__Exercise task__: Transcribe the records below exactly as they appear.
**** Information provided ****
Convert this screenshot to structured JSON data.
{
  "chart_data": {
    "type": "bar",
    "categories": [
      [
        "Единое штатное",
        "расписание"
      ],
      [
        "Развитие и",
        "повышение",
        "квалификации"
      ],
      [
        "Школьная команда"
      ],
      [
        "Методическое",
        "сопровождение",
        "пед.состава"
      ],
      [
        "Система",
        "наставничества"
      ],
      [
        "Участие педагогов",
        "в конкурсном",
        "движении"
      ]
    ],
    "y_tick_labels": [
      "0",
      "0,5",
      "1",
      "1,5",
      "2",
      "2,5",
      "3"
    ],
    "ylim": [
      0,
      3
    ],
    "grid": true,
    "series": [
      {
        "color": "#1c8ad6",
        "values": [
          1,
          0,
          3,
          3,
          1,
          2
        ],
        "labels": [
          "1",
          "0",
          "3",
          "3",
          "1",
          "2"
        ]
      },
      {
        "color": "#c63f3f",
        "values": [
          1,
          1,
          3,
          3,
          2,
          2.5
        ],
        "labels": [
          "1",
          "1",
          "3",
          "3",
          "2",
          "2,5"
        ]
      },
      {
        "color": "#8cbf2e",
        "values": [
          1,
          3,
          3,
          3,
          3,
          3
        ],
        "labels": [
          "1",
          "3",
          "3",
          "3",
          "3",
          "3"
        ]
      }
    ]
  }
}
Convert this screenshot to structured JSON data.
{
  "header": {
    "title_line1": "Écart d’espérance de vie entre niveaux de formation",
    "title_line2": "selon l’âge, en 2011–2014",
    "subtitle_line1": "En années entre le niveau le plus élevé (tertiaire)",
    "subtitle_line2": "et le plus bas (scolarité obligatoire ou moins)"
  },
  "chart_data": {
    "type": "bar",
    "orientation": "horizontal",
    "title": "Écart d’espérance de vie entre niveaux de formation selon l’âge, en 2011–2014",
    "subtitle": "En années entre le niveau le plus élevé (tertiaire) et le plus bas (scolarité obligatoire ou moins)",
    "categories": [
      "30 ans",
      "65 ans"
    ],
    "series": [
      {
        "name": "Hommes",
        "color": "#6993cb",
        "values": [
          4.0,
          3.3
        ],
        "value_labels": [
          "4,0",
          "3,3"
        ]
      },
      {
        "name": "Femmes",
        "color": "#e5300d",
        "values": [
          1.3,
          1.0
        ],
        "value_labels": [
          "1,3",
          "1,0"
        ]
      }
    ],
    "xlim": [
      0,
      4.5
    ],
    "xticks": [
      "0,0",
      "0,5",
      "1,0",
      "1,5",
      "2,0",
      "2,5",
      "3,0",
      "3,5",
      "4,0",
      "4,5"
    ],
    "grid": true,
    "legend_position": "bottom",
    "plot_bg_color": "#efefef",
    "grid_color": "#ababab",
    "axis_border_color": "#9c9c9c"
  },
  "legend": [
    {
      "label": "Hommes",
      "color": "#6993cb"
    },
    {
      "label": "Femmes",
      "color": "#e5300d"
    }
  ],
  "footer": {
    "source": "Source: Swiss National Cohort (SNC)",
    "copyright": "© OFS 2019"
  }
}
****
__Task response__:
Convert this screenshot to structured JSON data.
{
  "chart_data": {
    "type": "bar",
    "categories": [
      [
        "Единое штатное",
        "расписание"
      ],
      [
        "Развитие и",
        "повышение",
        "квалификации"
      ],
      [
        "Школьная команда"
      ],
      [
        "Методическое",
        "сопровождение",
        "пед.состава"
      ],
      [
        "Система",
        "наставничества"
      ],
      [
        "Участие педагогов",
        "в конкурсном",
        "движении"
      ]
    ],
    "y_tick_labels": [
      "0",
      "0,5",
      "1",
      "1,5",
      "2",
      "2,5",
      "3"
    ],
    "ylim": [
      0,
      3
    ],
    "grid": true,
    "series": [
      {
        "color": "#1c8ad6",
        "values": [
          1,
          0,
          3,
          3,
          1,
          2
        ],
        "labels": [
          "1",
          "0",
          "3",
          "3",
          "1",
          "2"
        ]
      },
      {
        "color": "#c63f3f",
        "values": [
          1,
          1,
          3,
          3,
          2,
          2.5
        ],
        "labels": [
          "1",
          "1",
          "3",
          "3",
          "2",
          "2,5"
        ]
      },
      {
        "color": "#8cbf2e",
        "values": [
          1,
          3,
          3,
          3,
          3,
          3
        ],
        "labels": [
          "1",
          "3",
          "3",
          "3",
          "3",
          "3"
        ]
      }
    ]
  }
}
Convert this screenshot to structured JSON data.
{
  "header": {
    "title_line1": "Écart d’espérance de vie entre niveaux de formation",
    "title_line2": "selon l’âge, en 2011–2014",
    "subtitle_line1": "En années entre le niveau le plus élevé (tertiaire)",
    "subtitle_line2": "et le plus bas (scolarité obligatoire ou moins)"
  },
  "chart_data": {
    "type": "bar",
    "orientation": "horizontal",
    "title": "Écart d’espérance de vie entre niveaux de formation selon l’âge, en 2011–2014",
    "subtitle": "En années entre le niveau le plus élevé (tertiaire) et le plus bas (scolarité obligatoire ou moins)",
    "categories": [
      "30 ans",
      "65 ans"
    ],
    "series": [
      {
        "name": "Hommes",
        "color": "#6993cb",
        "values": [
          4.0,
          3.3
        ],
        "value_labels": [
          "4,0",
          "3,3"
        ]
      },
      {
        "name": "Femmes",
        "color": "#e5300d",
        "values": [
          1.3,
          1.0
        ],
        "value_labels": [
          "1,3",
          "1,0"
        ]
      }
    ],
    "xlim": [
      0,
      4.5
    ],
    "xticks": [
      "0,0",
      "0,5",
      "1,0",
      "1,5",
      "2,0",
      "2,5",
      "3,0",
      "3,5",
      "4,0",
      "4,5"
    ],
    "grid": true,
    "legend_position": "bottom",
    "plot_bg_color": "#efefef",
    "grid_color": "#ababab",
    "axis_border_color": "#9c9c9c"
  },
  "legend": [
    {
      "label": "Hommes",
      "color": "#6993cb"
    },
    {
      "label": "Femmes",
      "color": "#e5300d"
    }
  ],
  "footer": {
    "source": "Source: Swiss National Cohort (SNC)",
    "copyright": "© OFS 2019"
  }
}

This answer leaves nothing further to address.